## WHAT TO DO
Repeat the listing in full. Nothing may be added or left out.

## DATASET ENTRIES
=======
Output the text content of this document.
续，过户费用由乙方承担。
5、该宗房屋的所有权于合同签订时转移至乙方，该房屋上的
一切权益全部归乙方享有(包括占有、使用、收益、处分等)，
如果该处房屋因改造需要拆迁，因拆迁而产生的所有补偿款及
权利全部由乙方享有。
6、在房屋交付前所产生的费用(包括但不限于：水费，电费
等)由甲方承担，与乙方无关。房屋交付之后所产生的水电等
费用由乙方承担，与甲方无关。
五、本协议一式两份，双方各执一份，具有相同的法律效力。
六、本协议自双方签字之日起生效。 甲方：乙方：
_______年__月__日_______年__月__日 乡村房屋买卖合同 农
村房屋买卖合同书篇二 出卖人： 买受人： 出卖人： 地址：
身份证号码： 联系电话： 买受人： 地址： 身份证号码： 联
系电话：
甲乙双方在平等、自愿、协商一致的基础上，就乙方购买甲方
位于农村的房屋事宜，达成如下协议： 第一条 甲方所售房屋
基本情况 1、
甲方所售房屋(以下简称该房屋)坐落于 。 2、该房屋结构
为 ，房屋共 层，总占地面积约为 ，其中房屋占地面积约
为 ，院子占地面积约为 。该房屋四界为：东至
=======
## WRITTEN RESPONSE
Output the text content of this document.
续，过户费用由乙方承担。
5、该宗房屋的所有权于合同签订时转移至乙方，该房屋上的
一切权益全部归乙方享有(包括占有、使用、收益、处分等)，
如果该处房屋因改造需要拆迁，因拆迁而产生的所有补偿款及
权利全部由乙方享有。
6、在房屋交付前所产生的费用(包括但不限于：水费，电费
等)由甲方承担，与乙方无关。房屋交付之后所产生的水电等
费用由乙方承担，与甲方无关。
五、本协议一式两份，双方各执一份，具有相同的法律效力。
六、本协议自双方签字之日起生效。 甲方：乙方：
_______年__月__日_______年__月__日 乡村房屋买卖合同 农
村房屋买卖合同书篇二 出卖人： 买受人： 出卖人： 地址：
身份证号码： 联系电话： 买受人： 地址： 身份证号码： 联
系电话：
甲乙双方在平等、自愿、协商一致的基础上，就乙方购买甲方
位于农村的房屋事宜，达成如下协议： 第一条 甲方所售房屋
基本情况 1、
甲方所售房屋(以下简称该房屋)坐落于 。 2、该房屋结构
为 ，房屋共 层，总占地面积约为 ，其中房屋占地面积约
为 ，院子占地面积约为 。该房屋四界为：东至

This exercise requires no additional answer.